Spot every line with the word "Daily" and return it.

--------

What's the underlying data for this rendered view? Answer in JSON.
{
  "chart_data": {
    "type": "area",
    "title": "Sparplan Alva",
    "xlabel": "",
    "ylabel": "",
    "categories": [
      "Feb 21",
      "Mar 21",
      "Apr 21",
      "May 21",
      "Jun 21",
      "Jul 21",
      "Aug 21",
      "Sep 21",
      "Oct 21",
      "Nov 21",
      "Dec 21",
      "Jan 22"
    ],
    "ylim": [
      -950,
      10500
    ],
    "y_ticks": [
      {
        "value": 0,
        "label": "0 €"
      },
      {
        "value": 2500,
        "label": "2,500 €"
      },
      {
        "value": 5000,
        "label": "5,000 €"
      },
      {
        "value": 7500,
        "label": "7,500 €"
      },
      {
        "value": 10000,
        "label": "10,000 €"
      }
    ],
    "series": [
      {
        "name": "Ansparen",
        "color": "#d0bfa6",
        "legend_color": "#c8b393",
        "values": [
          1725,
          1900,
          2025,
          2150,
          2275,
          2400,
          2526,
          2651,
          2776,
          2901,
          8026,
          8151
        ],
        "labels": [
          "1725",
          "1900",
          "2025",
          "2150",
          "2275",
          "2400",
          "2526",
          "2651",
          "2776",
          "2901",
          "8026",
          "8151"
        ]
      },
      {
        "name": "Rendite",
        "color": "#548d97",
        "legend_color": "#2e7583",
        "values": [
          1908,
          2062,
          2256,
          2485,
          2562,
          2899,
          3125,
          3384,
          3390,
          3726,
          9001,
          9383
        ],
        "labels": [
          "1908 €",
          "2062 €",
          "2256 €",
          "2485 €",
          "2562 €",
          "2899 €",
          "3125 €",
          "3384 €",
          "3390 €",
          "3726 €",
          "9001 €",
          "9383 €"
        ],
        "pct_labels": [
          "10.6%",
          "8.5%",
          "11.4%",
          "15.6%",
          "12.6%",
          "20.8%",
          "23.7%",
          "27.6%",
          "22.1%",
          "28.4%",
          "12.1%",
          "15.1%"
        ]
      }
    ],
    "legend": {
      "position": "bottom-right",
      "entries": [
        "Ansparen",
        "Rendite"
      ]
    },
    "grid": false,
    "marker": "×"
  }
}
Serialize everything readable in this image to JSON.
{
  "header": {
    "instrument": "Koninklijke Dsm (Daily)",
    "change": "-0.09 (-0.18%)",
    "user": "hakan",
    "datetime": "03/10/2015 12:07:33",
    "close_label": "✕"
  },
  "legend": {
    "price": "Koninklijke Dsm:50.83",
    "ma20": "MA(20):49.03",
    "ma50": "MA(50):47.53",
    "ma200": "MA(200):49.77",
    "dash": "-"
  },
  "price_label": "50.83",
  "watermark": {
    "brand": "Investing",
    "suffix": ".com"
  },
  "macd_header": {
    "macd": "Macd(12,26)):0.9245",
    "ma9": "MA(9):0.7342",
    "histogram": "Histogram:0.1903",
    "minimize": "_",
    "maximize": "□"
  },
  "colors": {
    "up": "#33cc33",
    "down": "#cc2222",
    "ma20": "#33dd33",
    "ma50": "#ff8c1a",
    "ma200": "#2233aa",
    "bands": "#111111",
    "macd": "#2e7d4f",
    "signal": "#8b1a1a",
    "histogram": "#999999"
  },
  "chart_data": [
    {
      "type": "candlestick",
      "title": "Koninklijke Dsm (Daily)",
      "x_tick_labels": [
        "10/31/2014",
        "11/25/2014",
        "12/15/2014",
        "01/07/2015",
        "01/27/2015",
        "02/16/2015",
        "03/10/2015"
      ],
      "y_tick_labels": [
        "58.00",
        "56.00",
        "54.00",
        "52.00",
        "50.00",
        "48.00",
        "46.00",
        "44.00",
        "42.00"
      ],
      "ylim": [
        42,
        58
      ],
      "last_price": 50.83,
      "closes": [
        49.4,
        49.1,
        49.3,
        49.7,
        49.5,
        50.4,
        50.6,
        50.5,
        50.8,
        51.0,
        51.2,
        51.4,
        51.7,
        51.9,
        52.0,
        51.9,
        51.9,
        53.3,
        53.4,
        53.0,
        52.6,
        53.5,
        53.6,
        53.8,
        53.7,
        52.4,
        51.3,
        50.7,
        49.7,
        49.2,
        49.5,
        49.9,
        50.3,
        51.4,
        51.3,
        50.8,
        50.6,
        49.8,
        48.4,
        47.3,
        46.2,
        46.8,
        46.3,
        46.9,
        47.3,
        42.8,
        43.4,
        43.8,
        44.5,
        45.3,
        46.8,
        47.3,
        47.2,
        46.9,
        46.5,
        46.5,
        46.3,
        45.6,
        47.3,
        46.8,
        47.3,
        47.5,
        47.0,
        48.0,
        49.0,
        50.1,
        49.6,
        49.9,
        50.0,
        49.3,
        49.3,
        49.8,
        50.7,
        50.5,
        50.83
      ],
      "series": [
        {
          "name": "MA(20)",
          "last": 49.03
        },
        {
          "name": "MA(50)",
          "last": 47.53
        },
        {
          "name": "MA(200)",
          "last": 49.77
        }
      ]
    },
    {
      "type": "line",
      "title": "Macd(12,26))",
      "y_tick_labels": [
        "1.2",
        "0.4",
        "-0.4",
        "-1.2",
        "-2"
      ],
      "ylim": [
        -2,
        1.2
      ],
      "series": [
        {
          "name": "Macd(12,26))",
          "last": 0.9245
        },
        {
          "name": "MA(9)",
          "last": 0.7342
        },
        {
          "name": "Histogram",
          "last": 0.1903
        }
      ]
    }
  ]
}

--------

> _SOLUTION TO THE PROBLEM_
    "instrument": "Koninklijke Dsm (Daily)",
      "title": "Koninklijke Dsm (Daily)",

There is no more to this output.